Task input:
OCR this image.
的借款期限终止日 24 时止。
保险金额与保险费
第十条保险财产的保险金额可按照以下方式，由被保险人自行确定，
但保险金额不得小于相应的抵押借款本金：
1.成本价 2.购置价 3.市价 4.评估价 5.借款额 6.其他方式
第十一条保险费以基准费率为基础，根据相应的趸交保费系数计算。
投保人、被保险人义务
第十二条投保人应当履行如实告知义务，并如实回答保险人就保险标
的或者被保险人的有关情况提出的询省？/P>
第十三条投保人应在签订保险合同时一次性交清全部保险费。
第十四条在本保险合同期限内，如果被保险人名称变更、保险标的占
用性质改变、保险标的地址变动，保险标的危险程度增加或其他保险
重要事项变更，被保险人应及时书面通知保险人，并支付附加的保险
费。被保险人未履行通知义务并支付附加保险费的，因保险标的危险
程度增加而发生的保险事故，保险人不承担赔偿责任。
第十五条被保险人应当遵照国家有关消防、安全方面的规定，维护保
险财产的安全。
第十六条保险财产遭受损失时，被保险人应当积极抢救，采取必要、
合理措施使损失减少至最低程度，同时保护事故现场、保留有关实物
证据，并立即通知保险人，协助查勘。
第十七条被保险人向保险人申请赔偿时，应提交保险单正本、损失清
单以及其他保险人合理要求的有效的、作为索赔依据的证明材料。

Stated goal:
Return each line of the data exactly as written above.

Output below:
OCR this image.
的借款期限终止日 24 时止。
保险金额与保险费
第十条保险财产的保险金额可按照以下方式，由被保险人自行确定，
但保险金额不得小于相应的抵押借款本金：
1.成本价 2.购置价 3.市价 4.评估价 5.借款额 6.其他方式
第十一条保险费以基准费率为基础，根据相应的趸交保费系数计算。
投保人、被保险人义务
第十二条投保人应当履行如实告知义务，并如实回答保险人就保险标
的或者被保险人的有关情况提出的询省？/P>
第十三条投保人应在签订保险合同时一次性交清全部保险费。
第十四条在本保险合同期限内，如果被保险人名称变更、保险标的占
用性质改变、保险标的地址变动，保险标的危险程度增加或其他保险
重要事项变更，被保险人应及时书面通知保险人，并支付附加的保险
费。被保险人未履行通知义务并支付附加保险费的，因保险标的危险
程度增加而发生的保险事故，保险人不承担赔偿责任。
第十五条被保险人应当遵照国家有关消防、安全方面的规定，维护保
险财产的安全。
第十六条保险财产遭受损失时，被保险人应当积极抢救，采取必要、
合理措施使损失减少至最低程度，同时保护事故现场、保留有关实物
证据，并立即通知保险人，协助查勘。
第十七条被保险人向保险人申请赔偿时，应提交保险单正本、损失清
单以及其他保险人合理要求的有效的、作为索赔依据的证明材料。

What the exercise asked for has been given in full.